EXERCISE DIRECTIONS: Only lines with the string "phone" matter here; gather them from the material below.

MATERIAL PROVIDED:
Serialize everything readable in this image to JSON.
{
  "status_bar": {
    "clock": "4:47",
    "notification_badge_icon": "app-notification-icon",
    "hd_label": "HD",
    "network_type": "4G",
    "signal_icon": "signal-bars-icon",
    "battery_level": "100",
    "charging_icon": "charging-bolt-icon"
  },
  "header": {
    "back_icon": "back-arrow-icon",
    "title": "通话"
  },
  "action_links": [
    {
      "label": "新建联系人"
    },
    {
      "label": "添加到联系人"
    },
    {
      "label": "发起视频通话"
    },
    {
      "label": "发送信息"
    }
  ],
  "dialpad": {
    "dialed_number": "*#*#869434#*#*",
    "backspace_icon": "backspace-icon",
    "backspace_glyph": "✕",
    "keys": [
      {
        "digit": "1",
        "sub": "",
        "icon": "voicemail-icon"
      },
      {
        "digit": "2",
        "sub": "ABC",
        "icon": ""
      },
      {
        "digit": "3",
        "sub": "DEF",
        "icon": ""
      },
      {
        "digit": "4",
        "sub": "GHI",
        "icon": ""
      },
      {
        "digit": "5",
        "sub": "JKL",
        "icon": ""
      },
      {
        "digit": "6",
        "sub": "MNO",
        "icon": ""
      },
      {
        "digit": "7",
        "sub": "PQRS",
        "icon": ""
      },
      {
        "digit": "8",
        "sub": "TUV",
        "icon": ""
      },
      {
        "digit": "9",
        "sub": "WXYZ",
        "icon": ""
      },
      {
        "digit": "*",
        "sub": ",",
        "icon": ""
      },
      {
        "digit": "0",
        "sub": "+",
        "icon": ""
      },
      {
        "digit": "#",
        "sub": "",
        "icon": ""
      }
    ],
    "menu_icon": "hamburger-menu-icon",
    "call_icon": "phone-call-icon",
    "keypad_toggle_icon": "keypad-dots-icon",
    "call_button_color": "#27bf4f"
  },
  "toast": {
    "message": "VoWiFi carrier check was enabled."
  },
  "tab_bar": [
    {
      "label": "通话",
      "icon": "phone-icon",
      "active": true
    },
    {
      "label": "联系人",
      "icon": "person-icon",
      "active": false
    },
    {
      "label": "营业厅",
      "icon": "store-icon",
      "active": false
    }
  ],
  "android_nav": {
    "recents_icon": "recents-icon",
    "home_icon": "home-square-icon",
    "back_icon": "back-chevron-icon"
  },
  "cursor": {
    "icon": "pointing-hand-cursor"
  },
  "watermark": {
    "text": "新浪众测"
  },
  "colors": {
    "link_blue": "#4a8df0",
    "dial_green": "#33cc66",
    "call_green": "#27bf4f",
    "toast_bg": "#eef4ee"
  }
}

SOLVED EXERCISE:
    "call_icon": "phone-call-icon",
      "icon": "phone-icon",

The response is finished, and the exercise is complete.